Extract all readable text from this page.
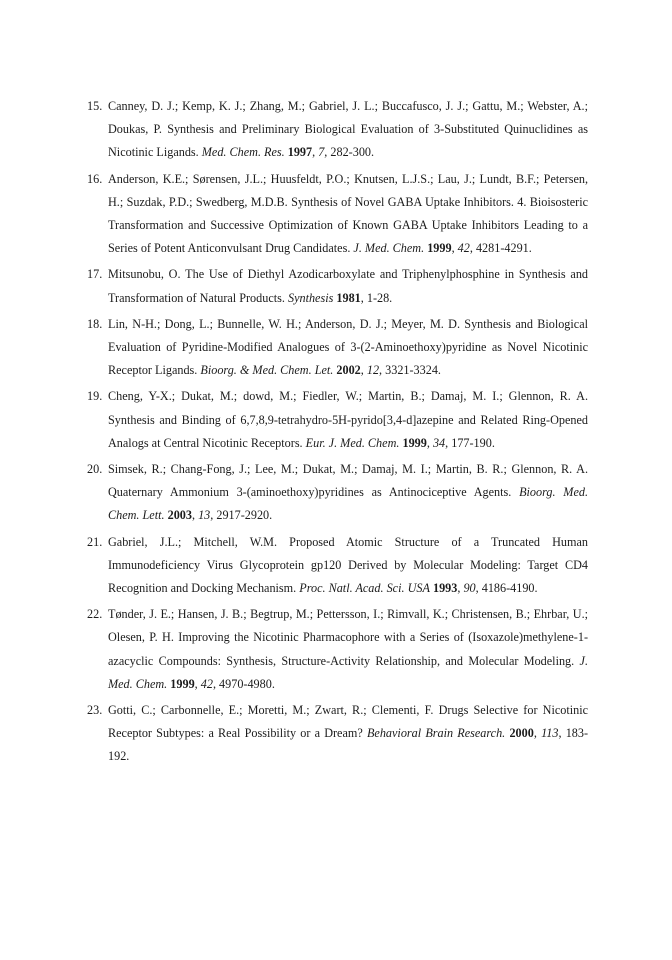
15. Canney, D. J.; Kemp, K. J.; Zhang, M.; Gabriel, J. L.; Buccafusco, J. J.; Gattu, M.; Webster, A.; Doukas, P. Synthesis and Preliminary Biological Evaluation of 3-Substituted Quinuclidines as Nicotinic Ligands. Med. Chem. Res. 1997, 7, 282-300.
16. Anderson, K.E.; Sørensen, J.L.; Huusfeldt, P.O.; Knutsen, L.J.S.; Lau, J.; Lundt, B.F.; Petersen, H.; Suzdak, P.D.; Swedberg, M.D.B. Synthesis of Novel GABA Uptake Inhibitors. 4. Bioisosteric Transformation and Successive Optimization of Known GABA Uptake Inhibitors Leading to a Series of Potent Anticonvulsant Drug Candidates. J. Med. Chem. 1999, 42, 4281-4291.
17. Mitsunobu, O. The Use of Diethyl Azodicarboxylate and Triphenylphosphine in Synthesis and Transformation of Natural Products. Synthesis 1981, 1-28.
18. Lin, N-H.; Dong, L.; Bunnelle, W. H.; Anderson, D. J.; Meyer, M. D. Synthesis and Biological Evaluation of Pyridine-Modified Analogues of 3-(2-Aminoethoxy)pyridine as Novel Nicotinic Receptor Ligands. Bioorg. & Med. Chem. Let. 2002, 12, 3321-3324.
19. Cheng, Y-X.; Dukat, M.; dowd, M.; Fiedler, W.; Martin, B.; Damaj, M. I.; Glennon, R. A. Synthesis and Binding of 6,7,8,9-tetrahydro-5H-pyrido[3,4-d]azepine and Related Ring-Opened Analogs at Central Nicotinic Receptors. Eur. J. Med. Chem. 1999, 34, 177-190.
20. Simsek, R.; Chang-Fong, J.; Lee, M.; Dukat, M.; Damaj, M. I.; Martin, B. R.; Glennon, R. A. Quaternary Ammonium 3-(aminoethoxy)pyridines as Antinociceptive Agents. Bioorg. Med. Chem. Lett. 2003, 13, 2917-2920.
21. Gabriel, J.L.; Mitchell, W.M. Proposed Atomic Structure of a Truncated Human Immunodeficiency Virus Glycoprotein gp120 Derived by Molecular Modeling: Target CD4 Recognition and Docking Mechanism. Proc. Natl. Acad. Sci. USA 1993, 90, 4186-4190.
22. Tønder, J. E.; Hansen, J. B.; Begtrup, M.; Pettersson, I.; Rimvall, K.; Christensen, B.; Ehrbar, U.; Olesen, P. H. Improving the Nicotinic Pharmacophore with a Series of (Isoxazole)methylene-1-azacyclic Compounds: Synthesis, Structure-Activity Relationship, and Molecular Modeling. J. Med. Chem. 1999, 42, 4970-4980.
23. Gotti, C.; Carbonnelle, E.; Moretti, M.; Zwart, R.; Clementi, F. Drugs Selective for Nicotinic Receptor Subtypes: a Real Possibility or a Dream? Behavioral Brain Research. 2000, 113, 183-192.
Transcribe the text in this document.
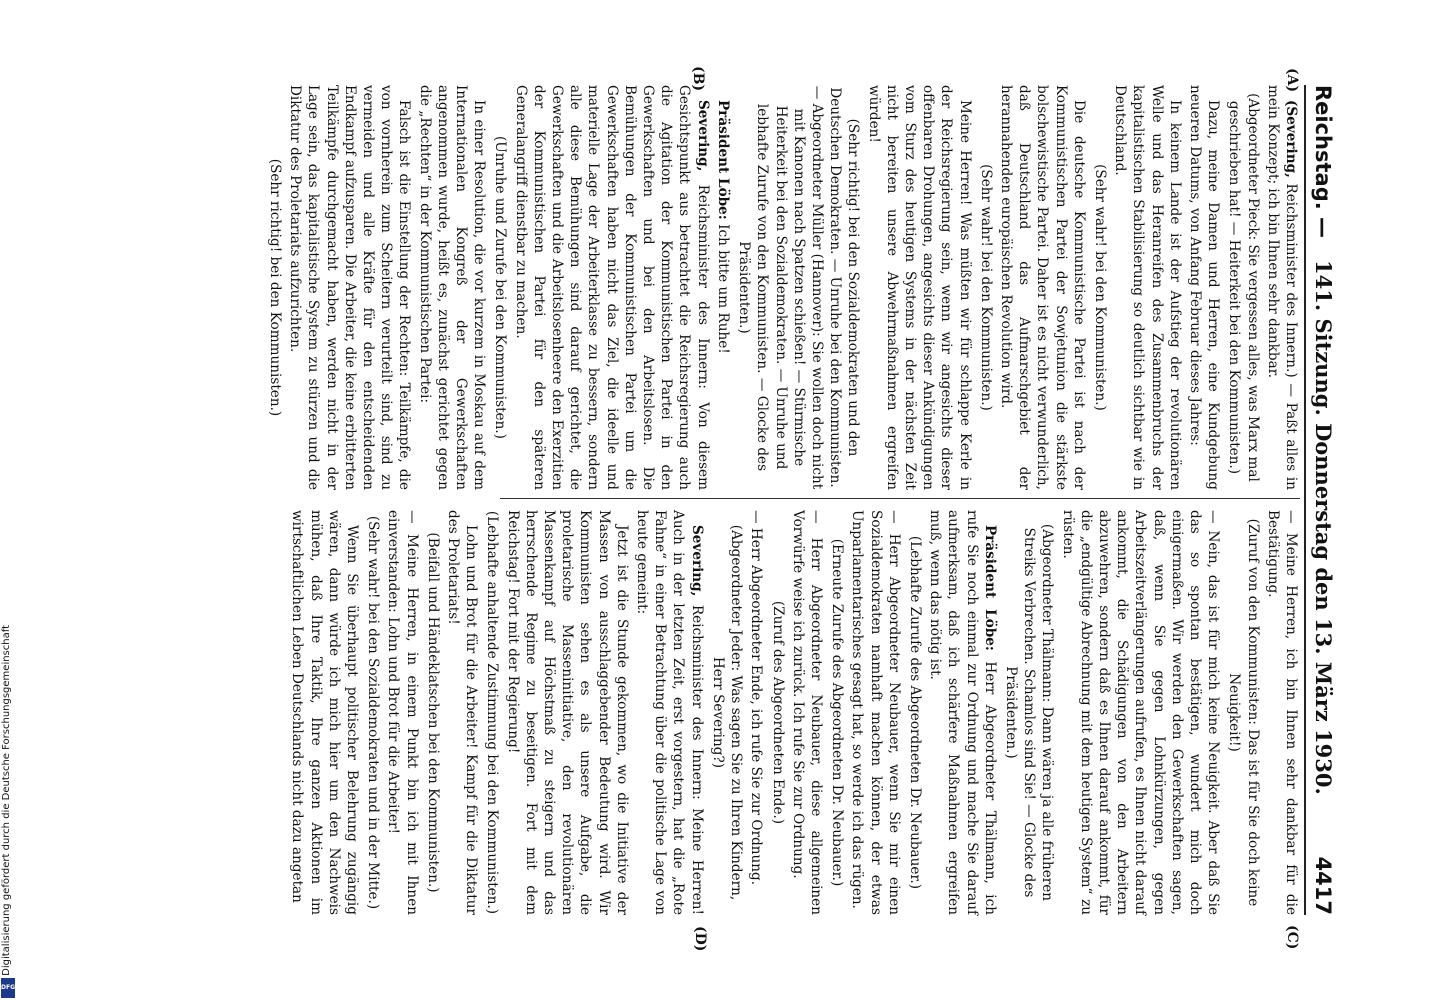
Reichstag. —
141. Sitzung. Donnerstag den 13. März 1930.
4417
(A)
(B)
(C)
(D)

(Severing, Reichsminister des Innern.) — Paßt alles in mein Konzept; ich bin Ihnen sehr dankbar.

(Abgeordneter Pieck: Sie vergessen alles, was Marx mal geschrieben hat! — Heiterkeit bei den Kommunisten.)

Dazu, meine Damen und Herren, eine Kundgebung neueren Datums, von Anfang Februar dieses Jahres:

In keinem Lande ist der Aufstieg der revolutionären Welle und das Heranreifen des Zusammenbruchs der kapitalistischen Stabilisierung so deutlich sichtbar wie in Deutschland.

(Sehr wahr! bei den Kommunisten.)

Die deutsche Kommunistische Partei ist nach der Kommunistischen Partei der Sowjetunion die stärkste bolschewistische Partei. Daher ist es nicht verwunderlich, daß Deutschland das Aufmarschgebiet der herannahenden europäischen Revolution wird.

(Sehr wahr! bei den Kommunisten.)

Meine Herren! Was müßten wir für schlappe Kerle in der Reichsregierung sein, wenn wir angesichts dieser offenbaren Drohungen, angesichts dieser Ankündigungen vom Sturz des heutigen Systems in der nächsten Zeit nicht bereiten unsere Abwehrmaßnahmen ergreifen würden!

(Sehr richtig! bei den Sozialdemokraten und den Deutschen Demokraten. — Unruhe bei den Kommunisten. — Abgeordneter Müller (Hannover): Sie wollen doch nicht mit Kanonen nach Spatzen schießen! — Stürmische Heiterkeit bei den Sozialdemokraten. — Unruhe und lebhafte Zurufe von den Kommunisten. — Glocke des Präsidenten.)

Präsident Löbe: Ich bitte um Ruhe!

Severing, Reichsminister des Innern: Von diesem Gesichtspunkt aus betrachtet die Reichsregierung auch die Agitation der Kommunistischen Partei in den Gewerkschaften und bei den Arbeitslosen. Die Bemühungen der Kommunistischen Partei um die Gewerkschaften haben nicht das Ziel, die ideelle und materielle Lage der Arbeiterklasse zu bessern, sondern alle diese Bemühungen sind darauf gerichtet, die Gewerkschaften und die Arbeitslosenheere den Exerzitien der Kommunistischen Partei für den späteren Generalangriff dienstbar zu machen.

(Unruhe und Zurufe bei den Kommunisten.)

In einer Resolution, die vor kurzem in Moskau auf dem Internationalen Kongreß der Gewerkschaften angenommen wurde, heißt es, zunächst gerichtet gegen die „Rechten“ in der Kommunistischen Partei:

Falsch ist die Einstellung der Rechten: Teilkämpfe, die von vornherein zum Scheitern verurteilt sind, sind zu vermeiden und alle Kräfte für den entscheidenden Endkampf aufzusparen. Die Arbeiter, die keine erbitterten Teilkämpfe durchgemacht haben, werden nicht in der Lage sein, das kapitalistische System zu stürzen und die Diktatur des Proletariats aufzurichten.

(Sehr richtig! bei den Kommunisten.)

— Meine Herren, ich bin Ihnen sehr dankbar für die Bestätigung.

(Zuruf von den Kommunisten: Das ist für Sie doch keine Neuigkeit!)

— Nein, das ist für mich keine Neuigkeit. Aber daß Sie das so spontan bestätigen, wundert mich doch einigermaßen. Wir werden den Gewerkschaften sagen, daß, wenn Sie gegen Lohnkürzungen, gegen Arbeitszeitverlängerungen aufrufen, es Ihnen nicht darauf ankommt, die Schädigungen von den Arbeitern abzuwehren, sondern daß es Ihnen darauf ankommt, für die „endgültige Abrechnung mit dem heutigen System“ zu rüsten.

(Abgeordneter Thälmann: Dann wären ja alle früheren Streiks Verbrechen. Schamlos sind Sie! — Glocke des Präsidenten.)

Präsident Löbe: Herr Abgeordneter Thälmann, ich rufe Sie noch einmal zur Ordnung und mache Sie darauf aufmerksam, daß ich schärfere Maßnahmen ergreifen muß, wenn das nötig ist.

(Lebhafte Zurufe des Abgeordneten Dr. Neubauer.)

— Herr Abgeordneter Neubauer, wenn Sie mir einen Sozialdemokraten namhaft machen können, der etwas Unparlamentarisches gesagt hat, so werde ich das rügen.

(Erneute Zurufe des Abgeordneten Dr. Neubauer.)

— Herr Abgeordneter Neubauer, diese allgemeinen Vorwürfe weise ich zurück. Ich rufe Sie zur Ordnung.

(Zuruf des Abgeordneten Ende.)

— Herr Abgeordneter Ende, ich rufe Sie zur Ordnung.

(Abgeordneter Jeder: Was sagen Sie zu Ihren Kindern, Herr Severing?)

Severing, Reichsminister des Innern: Meine Herren! Auch in der letzten Zeit, erst vorgestern, hat die „Rote Fahne“ in einer Betrachtung über die politische Lage von heute gemeint:

Jetzt ist die Stunde gekommen, wo die Initiative der Massen von ausschlaggebender Bedeutung wird. Wir Kommunisten sehen es als unsere Aufgabe, die proletarische Masseninitiative, den revolutionären Massenkampf auf Höchstmaß zu steigern und das herrschende Regime zu beseitigen. Fort mit dem Reichstag! Fort mit der Regierung!

(Lebhafte anhaltende Zustimmung bei den Kommunisten.)

Lohn und Brot für die Arbeiter! Kampf für die Diktatur des Proletariats!

(Beifall und Händeklatschen bei den Kommunisten.)

— Meine Herren, in einem Punkt bin ich mit Ihnen einverstanden: Lohn und Brot für die Arbeiter!

(Sehr wahr! bei den Sozialdemokraten und in der Mitte.)

Wenn Sie überhaupt politischer Belehrung zugängig wären, dann würde ich mich hier um den Nachweis mühen, daß Ihre Taktik, Ihre ganzen Aktionen im wirtschaftlichen Leben Deutschlands nicht dazu angetan

Digitalisierung gefördert durch die Deutsche Forschungsgemeinschaft
DFG
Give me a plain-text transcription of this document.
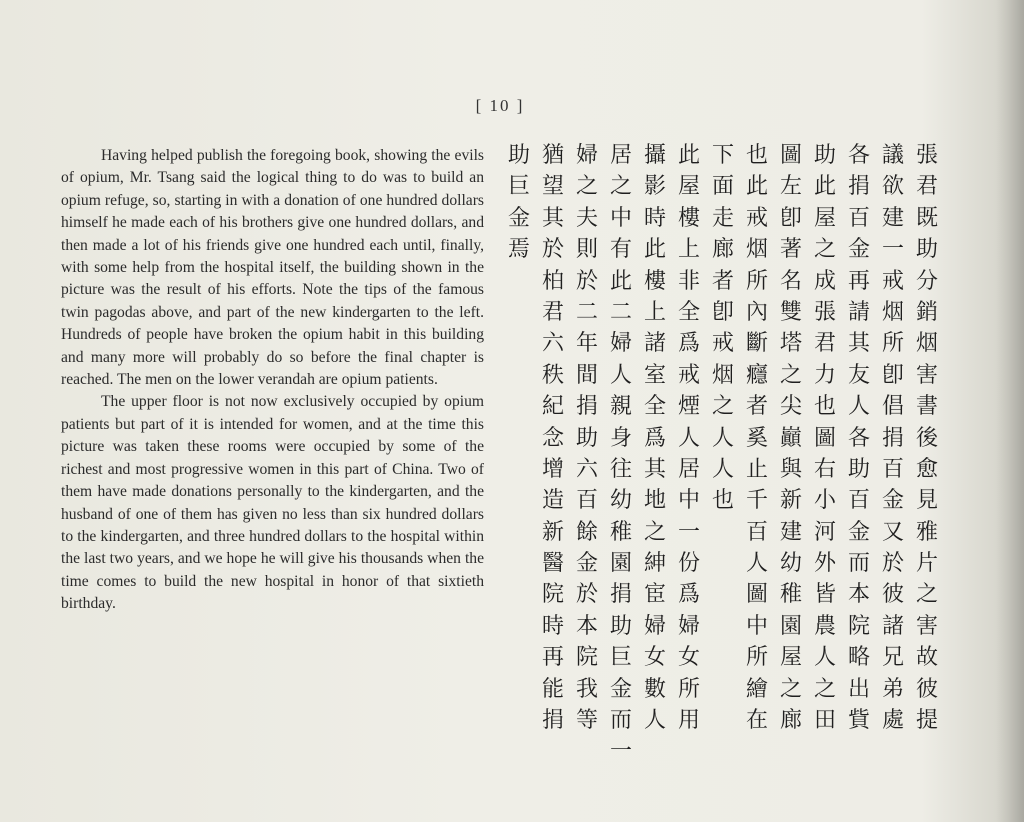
[ 10 ]

Having helped publish the foregoing book, showing the evils of opium, Mr. Tsang said the logical thing to do was to build an opium refuge, so, starting in with a donation of one hundred dollars himself he made each of his brothers give one hundred dollars, and then made a lot of his friends give one hundred each until, finally, with some help from the hospital itself, the building shown in the picture was the result of his efforts. Note the tips of the famous twin pagodas above, and part of the new kindergarten to the left. Hundreds of people have broken the opium habit in this building and many more will probably do so before the final chapter is reached. The men on the lower verandah are opium patients.

The upper floor is not now exclusively occupied by opium patients but part of it is intended for women, and at the time this picture was taken these rooms were occupied by some of the richest and most progressive women in this part of China. Two of them have made donations personally to the kindergarten, and the husband of one of them has given no less than six hundred dollars to the kindergarten, and three hundred dollars to the hospital within the last two years, and we hope he will give his thousands when the time comes to build the new hospital in honor of that sixtieth birthday.

張
君
既
助
分
銷
烟
害
書
後
愈
見
雅
片
之
害
故
彼
提
議
欲
建
一
戒
烟
所
卽
倡
捐
百
金
又
於
彼
諸
兄
弟
處
各
捐
百
金
再
請
其
友
人
各
助
百
金
而
本
院
略
出
貲
助
此
屋
之
成
張
君
力
也
圖
右
小
河
外
皆
農
人
之
田
圖
左
卽
著
名
雙
塔
之
尖
巓
與
新
建
幼
稚
園
屋
之
廊
也
此
戒
烟
所
內
斷
癮
者
奚
止
千
百
人
圖
中
所
繪
在
下
面
走
廊
者
卽
戒
烟
之
人
人
也
此
屋
樓
上
非
全
爲
戒
煙
人
居
中
一
份
爲
婦
女
所
用
攝
影
時
此
樓
上
諸
室
全
爲
其
地
之
紳
宦
婦
女
數
人
居
之
中
有
此
二
婦
人
親
身
往
幼
稚
園
捐
助
巨
金
而
一
婦
之
夫
則
於
二
年
間
捐
助
六
百
餘
金
於
本
院
我
等
猶
望
其
於
柏
君
六
秩
紀
念
增
造
新
醫
院
時
再
能
捐
助
巨
金
焉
------
**TASK TO COMPLETE:** What is needed is each line from the records with the word "Löbe" in it.

**OUTPUT BELOW:**
Präsident Löbe: Ich bitte um Ruhe!
Präsident Löbe: Herr Abgeordneter Thälmann, ich rufe Sie noch einmal zur Ordnung und mache Sie darauf aufmerksam, daß ich schärfere Maßnahmen ergreifen muß, wenn das nötig ist.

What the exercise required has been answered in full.